STATED EXERCISE: Please pull out every line that includes the string "Pore".

____ PROVIDED DATA

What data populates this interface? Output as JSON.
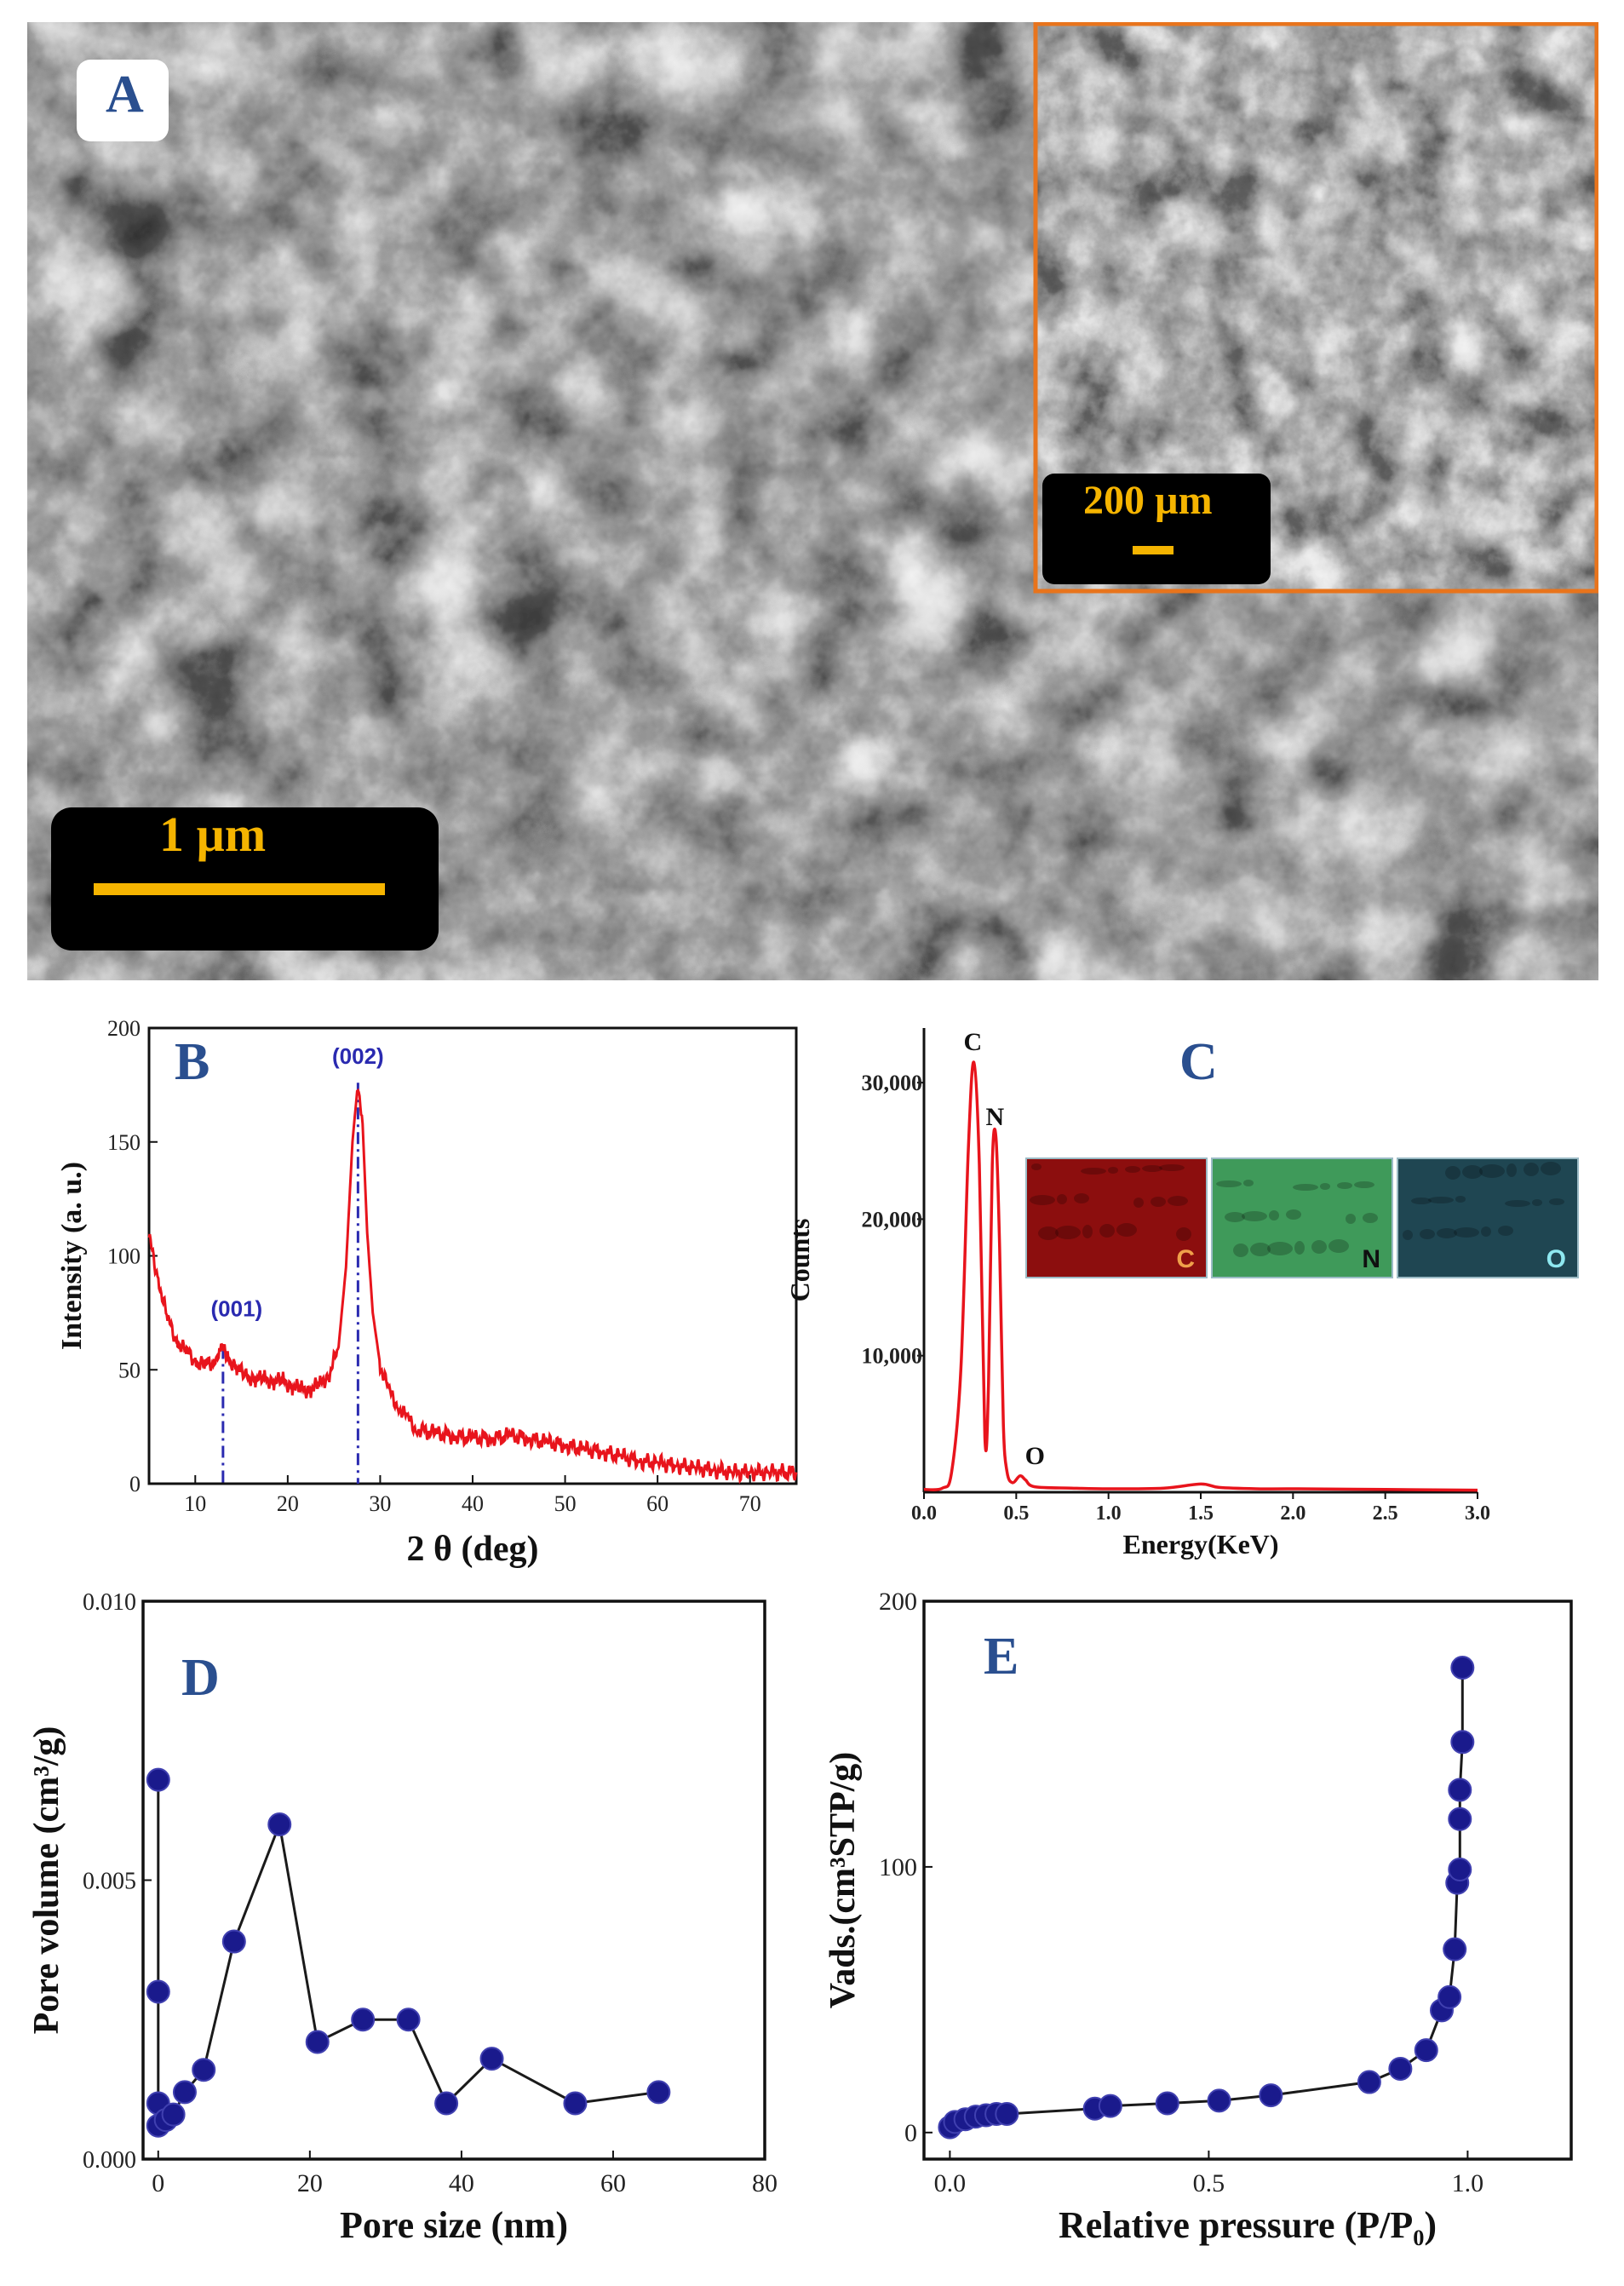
{
  "panel_a": {
    "letter": "A",
    "scalebar_main": "1 µm",
    "scalebar_inset": "200 µm",
    "inset_border_color": "#e8741c",
    "scalebar_color": "#f5b400"
  },
  "chart_data": [
    {
      "id": "B",
      "letter": "B",
      "type": "line",
      "xlabel": "2 θ (deg)",
      "ylabel": "Intensity (a. u.)",
      "xlim": [
        5,
        75
      ],
      "ylim": [
        0,
        200
      ],
      "xticks": [
        10,
        20,
        30,
        40,
        50,
        60,
        70
      ],
      "yticks": [
        0,
        50,
        100,
        150,
        200
      ],
      "line_color": "#e8141c",
      "x": [
        5,
        6,
        7,
        8,
        9,
        10,
        11,
        12,
        12.7,
        13.5,
        14.5,
        15.5,
        16.5,
        17.5,
        18.5,
        19.5,
        20.5,
        21.5,
        22.5,
        23.5,
        24.5,
        25.5,
        26.3,
        27,
        27.6,
        28.1,
        28.6,
        29.2,
        30,
        31,
        32,
        33,
        34,
        36,
        38,
        40,
        42,
        44,
        46,
        48,
        50,
        52,
        54,
        56,
        58,
        60,
        62,
        64,
        66,
        68,
        70,
        72,
        75
      ],
      "y": [
        108,
        90,
        72,
        63,
        58,
        54,
        52,
        53,
        60,
        56,
        50,
        48,
        45,
        47,
        44,
        46,
        42,
        42,
        41,
        44,
        48,
        60,
        95,
        150,
        176,
        158,
        110,
        75,
        52,
        40,
        34,
        28,
        24,
        22,
        21,
        20,
        20,
        21,
        20,
        18,
        17,
        15,
        14,
        12,
        10,
        9,
        8,
        7,
        6,
        5,
        5,
        5,
        5
      ],
      "annotations": [
        {
          "label": "(001)",
          "x": 13.0,
          "y": 60
        },
        {
          "label": "(002)",
          "x": 27.6,
          "y": 176
        }
      ],
      "annotation_color": "#2a2ab0"
    },
    {
      "id": "C",
      "letter": "C",
      "type": "line",
      "xlabel": "Energy(KeV)",
      "ylabel": "Counts",
      "xlim": [
        0,
        3.0
      ],
      "ylim": [
        0,
        34000
      ],
      "xticks": [
        "0.0",
        "0.5",
        "1.0",
        "1.5",
        "2.0",
        "2.5",
        "3.0"
      ],
      "ytick_values": [
        10000,
        20000,
        30000
      ],
      "ytick_labels": [
        "10,000",
        "20,000",
        "30,000"
      ],
      "line_color": "#e8141c",
      "x": [
        0.0,
        0.1,
        0.15,
        0.2,
        0.24,
        0.27,
        0.3,
        0.33,
        0.35,
        0.37,
        0.39,
        0.41,
        0.43,
        0.45,
        0.48,
        0.52,
        0.55,
        0.6,
        0.8,
        1.0,
        1.3,
        1.5,
        1.6,
        1.8,
        2.0,
        2.5,
        3.0
      ],
      "y": [
        200,
        300,
        1500,
        9000,
        25000,
        31500,
        24000,
        4000,
        8000,
        24000,
        26000,
        18000,
        5000,
        1500,
        700,
        1200,
        900,
        400,
        300,
        250,
        300,
        600,
        350,
        250,
        250,
        200,
        150
      ],
      "peak_labels": [
        {
          "label": "C",
          "x": 0.27,
          "y": 31500
        },
        {
          "label": "N",
          "x": 0.39,
          "y": 26000
        },
        {
          "label": "O",
          "x": 0.52,
          "y": 1200
        }
      ],
      "map_tiles": [
        {
          "label": "C",
          "color": "#8c0e0e",
          "label_color": "#f0a04a"
        },
        {
          "label": "N",
          "color": "#3f9a5a",
          "label_color": "#101010"
        },
        {
          "label": "O",
          "color": "#1f4652",
          "label_color": "#8ee8f0"
        }
      ]
    },
    {
      "id": "D",
      "letter": "D",
      "type": "line",
      "xlabel": "Pore size (nm)",
      "ylabel": "Pore volume (cm³/g)",
      "xlim": [
        -2,
        80
      ],
      "ylim": [
        0,
        0.01
      ],
      "xticks": [
        0,
        20,
        40,
        60,
        80
      ],
      "ytick_labels": [
        "0.000",
        "0.005",
        "0.010"
      ],
      "ytick_values": [
        0,
        0.005,
        0.01
      ],
      "marker_color": "#1a1a8c",
      "line_color": "#1a1a1a",
      "x": [
        0,
        0,
        0,
        0,
        1,
        2,
        3.5,
        6,
        10,
        16,
        21,
        27,
        33,
        38,
        44,
        55,
        66
      ],
      "y": [
        0.0068,
        0.003,
        0.001,
        0.0006,
        0.0007,
        0.0008,
        0.0012,
        0.0016,
        0.0039,
        0.006,
        0.0021,
        0.0025,
        0.0025,
        0.001,
        0.0018,
        0.001,
        0.0012
      ]
    },
    {
      "id": "E",
      "letter": "E",
      "type": "line",
      "xlabel": "Relative pressure (P/P₀)",
      "ylabel": "Vads.(cm³STP/g)",
      "xlim": [
        -0.05,
        1.2
      ],
      "ylim": [
        -10,
        200
      ],
      "xticks": [
        "0.0",
        "0.5",
        "1.0"
      ],
      "xtick_values": [
        0,
        0.5,
        1.0
      ],
      "yticks": [
        0,
        100,
        200
      ],
      "marker_color": "#1a1a8c",
      "line_color": "#1a1a1a",
      "x": [
        0.0,
        0.01,
        0.03,
        0.05,
        0.07,
        0.09,
        0.11,
        0.28,
        0.31,
        0.42,
        0.52,
        0.62,
        0.81,
        0.87,
        0.92,
        0.95,
        0.965,
        0.975,
        0.98,
        0.985,
        0.985,
        0.985,
        0.99,
        0.99
      ],
      "y": [
        2,
        4,
        5,
        6,
        6.5,
        7,
        7,
        9,
        10,
        11,
        12,
        14,
        19,
        24,
        31,
        46,
        51,
        69,
        94,
        99,
        118,
        129,
        147,
        175
      ]
    }
  ]
}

________

RESULT OF THIS EXERCISE:
      "xlabel": "Pore size (nm)",
      "ylabel": "Pore volume (cm³/g)",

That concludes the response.